## Short task
Present every line of the entries below as a Markdown table with two columns, Row and Line, numbering each row and skipping any blank lines.

Spatial annotation entries:
········

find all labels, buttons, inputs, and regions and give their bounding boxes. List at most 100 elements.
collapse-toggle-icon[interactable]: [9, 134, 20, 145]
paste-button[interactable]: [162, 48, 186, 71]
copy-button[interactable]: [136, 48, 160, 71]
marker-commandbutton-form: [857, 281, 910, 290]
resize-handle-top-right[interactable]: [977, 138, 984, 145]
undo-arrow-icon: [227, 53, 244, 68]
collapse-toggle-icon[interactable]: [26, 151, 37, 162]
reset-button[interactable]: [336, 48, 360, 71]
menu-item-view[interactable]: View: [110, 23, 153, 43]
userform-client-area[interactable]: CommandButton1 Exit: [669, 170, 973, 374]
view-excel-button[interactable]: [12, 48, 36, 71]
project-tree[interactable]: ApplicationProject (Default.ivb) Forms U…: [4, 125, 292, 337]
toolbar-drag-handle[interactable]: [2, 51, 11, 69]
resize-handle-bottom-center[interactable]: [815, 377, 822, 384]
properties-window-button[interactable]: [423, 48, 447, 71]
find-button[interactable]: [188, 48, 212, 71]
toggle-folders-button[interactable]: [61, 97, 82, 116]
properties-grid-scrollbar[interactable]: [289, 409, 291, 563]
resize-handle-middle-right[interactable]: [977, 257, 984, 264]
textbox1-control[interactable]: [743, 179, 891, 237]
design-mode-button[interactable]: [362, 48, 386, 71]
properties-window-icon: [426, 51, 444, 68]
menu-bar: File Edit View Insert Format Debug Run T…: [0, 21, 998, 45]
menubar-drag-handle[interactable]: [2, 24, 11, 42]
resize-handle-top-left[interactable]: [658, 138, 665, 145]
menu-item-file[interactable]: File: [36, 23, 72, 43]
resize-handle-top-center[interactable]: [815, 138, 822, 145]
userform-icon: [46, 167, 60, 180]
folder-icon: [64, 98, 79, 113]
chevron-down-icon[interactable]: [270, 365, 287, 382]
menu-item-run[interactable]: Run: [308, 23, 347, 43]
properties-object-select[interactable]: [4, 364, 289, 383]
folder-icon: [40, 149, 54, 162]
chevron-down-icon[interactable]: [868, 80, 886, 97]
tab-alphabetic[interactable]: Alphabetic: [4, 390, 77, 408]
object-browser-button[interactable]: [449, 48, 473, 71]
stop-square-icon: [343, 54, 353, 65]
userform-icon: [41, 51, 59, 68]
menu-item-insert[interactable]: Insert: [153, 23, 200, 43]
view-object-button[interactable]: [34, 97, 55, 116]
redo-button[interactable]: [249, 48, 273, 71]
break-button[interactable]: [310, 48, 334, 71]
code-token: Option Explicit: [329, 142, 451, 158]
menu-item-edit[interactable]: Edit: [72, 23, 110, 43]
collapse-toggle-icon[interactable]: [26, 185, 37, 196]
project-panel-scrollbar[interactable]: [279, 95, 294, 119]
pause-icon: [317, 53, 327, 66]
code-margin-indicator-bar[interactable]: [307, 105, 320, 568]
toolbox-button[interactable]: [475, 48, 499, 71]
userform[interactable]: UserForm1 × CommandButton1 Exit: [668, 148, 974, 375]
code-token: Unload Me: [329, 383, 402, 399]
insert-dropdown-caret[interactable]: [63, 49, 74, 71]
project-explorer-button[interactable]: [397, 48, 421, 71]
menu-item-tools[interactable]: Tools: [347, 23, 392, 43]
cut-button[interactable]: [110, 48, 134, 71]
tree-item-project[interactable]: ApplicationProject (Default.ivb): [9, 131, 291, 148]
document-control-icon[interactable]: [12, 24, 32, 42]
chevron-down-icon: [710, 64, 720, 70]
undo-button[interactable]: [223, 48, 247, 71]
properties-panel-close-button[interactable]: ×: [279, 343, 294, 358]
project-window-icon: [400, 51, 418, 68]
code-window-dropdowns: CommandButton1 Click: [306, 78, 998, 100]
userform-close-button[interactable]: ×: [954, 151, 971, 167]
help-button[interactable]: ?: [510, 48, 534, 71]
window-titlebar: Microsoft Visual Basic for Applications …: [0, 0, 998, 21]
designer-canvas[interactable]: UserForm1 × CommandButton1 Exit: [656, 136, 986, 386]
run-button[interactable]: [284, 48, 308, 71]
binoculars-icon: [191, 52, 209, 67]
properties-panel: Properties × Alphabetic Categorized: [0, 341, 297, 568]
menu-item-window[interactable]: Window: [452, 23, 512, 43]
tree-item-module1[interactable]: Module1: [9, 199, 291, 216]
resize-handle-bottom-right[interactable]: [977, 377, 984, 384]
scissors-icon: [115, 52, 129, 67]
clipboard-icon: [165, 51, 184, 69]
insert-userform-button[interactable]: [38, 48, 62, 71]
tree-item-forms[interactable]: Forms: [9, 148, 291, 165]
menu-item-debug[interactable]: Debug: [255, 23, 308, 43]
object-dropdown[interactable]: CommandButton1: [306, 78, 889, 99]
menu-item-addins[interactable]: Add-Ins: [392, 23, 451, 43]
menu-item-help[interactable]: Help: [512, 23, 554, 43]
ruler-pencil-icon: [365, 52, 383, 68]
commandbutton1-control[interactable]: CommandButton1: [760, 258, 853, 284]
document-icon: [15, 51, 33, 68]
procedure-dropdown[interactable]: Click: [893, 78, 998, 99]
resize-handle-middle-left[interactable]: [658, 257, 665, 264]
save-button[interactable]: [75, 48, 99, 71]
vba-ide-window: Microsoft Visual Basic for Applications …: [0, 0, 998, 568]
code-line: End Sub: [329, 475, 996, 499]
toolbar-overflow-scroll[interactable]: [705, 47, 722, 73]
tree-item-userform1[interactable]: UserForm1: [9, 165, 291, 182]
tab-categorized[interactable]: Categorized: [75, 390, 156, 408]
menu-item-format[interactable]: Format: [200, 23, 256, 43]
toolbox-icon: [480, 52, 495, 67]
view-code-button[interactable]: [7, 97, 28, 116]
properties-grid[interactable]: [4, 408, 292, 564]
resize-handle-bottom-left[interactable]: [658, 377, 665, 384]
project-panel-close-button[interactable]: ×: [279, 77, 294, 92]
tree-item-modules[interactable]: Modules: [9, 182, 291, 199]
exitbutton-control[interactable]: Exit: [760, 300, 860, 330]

········

## Exercise response
| Row | Line |
|---|---|
| 1 | find all labels, buttons, inputs, and regions and give their bounding boxes. List at most 100 elements. |
| 2 | collapse-toggle-icon[interactable]: [9, 134, 20, 145] |
| 3 | paste-button[interactable]: [162, 48, 186, 71] |
| 4 | copy-button[interactable]: [136, 48, 160, 71] |
| 5 | marker-commandbutton-form: [857, 281, 910, 290] |
| 6 | resize-handle-top-right[interactable]: [977, 138, 984, 145] |
| 7 | undo-arrow-icon: [227, 53, 244, 68] |
| 8 | collapse-toggle-icon[interactable]: [26, 151, 37, 162] |
| 9 | reset-button[interactable]: [336, 48, 360, 71] |
| 10 | menu-item-view[interactable]: View: [110, 23, 153, 43] |
| 11 | userform-client-area[interactable]: CommandButton1 Exit: [669, 170, 973, 374] |
| 12 | view-excel-button[interactable]: [12, 48, 36, 71] |
| 13 | project-tree[interactable]: ApplicationProject (Default.ivb) Forms U…: [4, 125, 292, 337] |
| 14 | toolbar-drag-handle[interactable]: [2, 51, 11, 69] |
| 15 | resize-handle-bottom-center[interactable]: [815, 377, 822, 384] |
| 16 | properties-window-button[interactable]: [423, 48, 447, 71] |
| 17 | find-button[interactable]: [188, 48, 212, 71] |
| 18 | toggle-folders-button[interactable]: [61, 97, 82, 116] |
| 19 | properties-grid-scrollbar[interactable]: [289, 409, 291, 563] |
| 20 | resize-handle-middle-right[interactable]: [977, 257, 984, 264] |
| 21 | textbox1-control[interactable]: [743, 179, 891, 237] |
| 22 | design-mode-button[interactable]: [362, 48, 386, 71] |
| 23 | properties-window-icon: [426, 51, 444, 68] |
| 24 | menu-bar: File Edit View Insert Format Debug Run T…: [0, 21, 998, 45] |
| 25 | menubar-drag-handle[interactable]: [2, 24, 11, 42] |
| 26 | resize-handle-top-left[interactable]: [658, 138, 665, 145] |
| 27 | menu-item-file[interactable]: File: [36, 23, 72, 43] |
| 28 | resize-handle-top-center[interactable]: [815, 138, 822, 145] |
| 29 | userform-icon: [46, 167, 60, 180] |
| 30 | folder-icon: [64, 98, 79, 113] |
| 31 | chevron-down-icon[interactable]: [270, 365, 287, 382] |
| 32 | menu-item-run[interactable]: Run: [308, 23, 347, 43] |
| 33 | properties-object-select[interactable]: [4, 364, 289, 383] |
| 34 | folder-icon: [40, 149, 54, 162] |
| 35 | chevron-down-icon[interactable]: [868, 80, 886, 97] |
| 36 | tab-alphabetic[interactable]: Alphabetic: [4, 390, 77, 408] |
| 37 | object-browser-button[interactable]: [449, 48, 473, 71] |
| 38 | stop-square-icon: [343, 54, 353, 65] |
| 39 | userform-icon: [41, 51, 59, 68] |
| 40 | menu-item-insert[interactable]: Insert: [153, 23, 200, 43] |
| 41 | view-object-button[interactable]: [34, 97, 55, 116] |
| 42 | redo-button[interactable]: [249, 48, 273, 71] |
| 43 | break-button[interactable]: [310, 48, 334, 71] |
| 44 | code-token: Option Explicit: [329, 142, 451, 158] |
| 45 | menu-item-edit[interactable]: Edit: [72, 23, 110, 43] |
| 46 | collapse-toggle-icon[interactable]: [26, 185, 37, 196] |
| 47 | project-panel-scrollbar[interactable]: [279, 95, 294, 119] |
| 48 | pause-icon: [317, 53, 327, 66] |
| 49 | code-margin-indicator-bar[interactable]: [307, 105, 320, 568] |
| 50 | toolbox-button[interactable]: [475, 48, 499, 71] |
| 51 | userform[interactable]: UserForm1 × CommandButton1 Exit: [668, 148, 974, 375] |
| 52 | code-token: Unload Me: [329, 383, 402, 399] |
| 53 | insert-dropdown-caret[interactable]: [63, 49, 74, 71] |
| 54 | project-explorer-button[interactable]: [397, 48, 421, 71] |
| 55 | menu-item-tools[interactable]: Tools: [347, 23, 392, 43] |
| 56 | cut-button[interactable]: [110, 48, 134, 71] |
| 57 | tree-item-project[interactable]: ApplicationProject (Default.ivb): [9, 131, 291, 148] |
| 58 | document-control-icon[interactable]: [12, 24, 32, 42] |
| 59 | chevron-down-icon: [710, 64, 720, 70] |
| 60 | undo-button[interactable]: [223, 48, 247, 71] |
| 61 | properties-panel-close-button[interactable]: ×: [279, 343, 294, 358] |
| 62 | project-window-icon: [400, 51, 418, 68] |
| 63 | code-window-dropdowns: CommandButton1 Click: [306, 78, 998, 100] |
| 64 | userform-close-button[interactable]: ×: [954, 151, 971, 167] |
| 65 | help-button[interactable]: ?: [510, 48, 534, 71] |
| 66 | window-titlebar: Microsoft Visual Basic for Applications …: [0, 0, 998, 21] |
| 67 | designer-canvas[interactable]: UserForm1 × CommandButton1 Exit: [656, 136, 986, 386] |
| 68 | run-button[interactable]: [284, 48, 308, 71] |
| 69 | binoculars-icon: [191, 52, 209, 67] |
| 70 | properties-panel: Properties × Alphabetic Categorized: [0, 341, 297, 568] |
| 71 | menu-item-window[interactable]: Window: [452, 23, 512, 43] |
| 72 | tree-item-module1[interactable]: Module1: [9, 199, 291, 216] |
| 73 | resize-handle-bottom-right[interactable]: [977, 377, 984, 384] |
| 74 | scissors-icon: [115, 52, 129, 67] |
| 75 | clipboard-icon: [165, 51, 184, 69] |
| 76 | insert-userform-button[interactable]: [38, 48, 62, 71] |
| 77 | tree-item-forms[interactable]: Forms: [9, 148, 291, 165] |
| 78 | menu-item-debug[interactable]: Debug: [255, 23, 308, 43] |
| 79 | object-dropdown[interactable]: CommandButton1: [306, 78, 889, 99] |
| 80 | menu-item-addins[interactable]: Add-Ins: [392, 23, 451, 43] |
| 81 | menu-item-help[interactable]: Help: [512, 23, 554, 43] |
| 82 | ruler-pencil-icon: [365, 52, 383, 68] |
| 83 | commandbutton1-control[interactable]: CommandButton1: [760, 258, 853, 284] |
| 84 | document-icon: [15, 51, 33, 68] |
| 85 | procedure-dropdown[interactable]: Click: [893, 78, 998, 99] |
| 86 | resize-handle-middle-left[interactable]: [658, 257, 665, 264] |
| 87 | save-button[interactable]: [75, 48, 99, 71] |
| 88 | vba-ide-window: Microsoft Visual Basic for Applications …: [0, 0, 998, 568] |
| 89 | code-line: End Sub: [329, 475, 996, 499] |
| 90 | toolbar-overflow-scroll[interactable]: [705, 47, 722, 73] |
| 91 | tree-item-userform1[interactable]: UserForm1: [9, 165, 291, 182] |
| 92 | tab-categorized[interactable]: Categorized: [75, 390, 156, 408] |
| 93 | menu-item-format[interactable]: Format: [200, 23, 256, 43] |
| 94 | toolbox-icon: [480, 52, 495, 67] |
| 95 | view-code-button[interactable]: [7, 97, 28, 116] |
| 96 | properties-grid[interactable]: [4, 408, 292, 564] |
| 97 | resize-handle-bottom-left[interactable]: [658, 377, 665, 384] |
| 98 | project-panel-close-button[interactable]: ×: [279, 77, 294, 92] |
| 99 | tree-item-modules[interactable]: Modules: [9, 182, 291, 199] |
| 100 | exitbutton-control[interactable]: Exit: [760, 300, 860, 330] |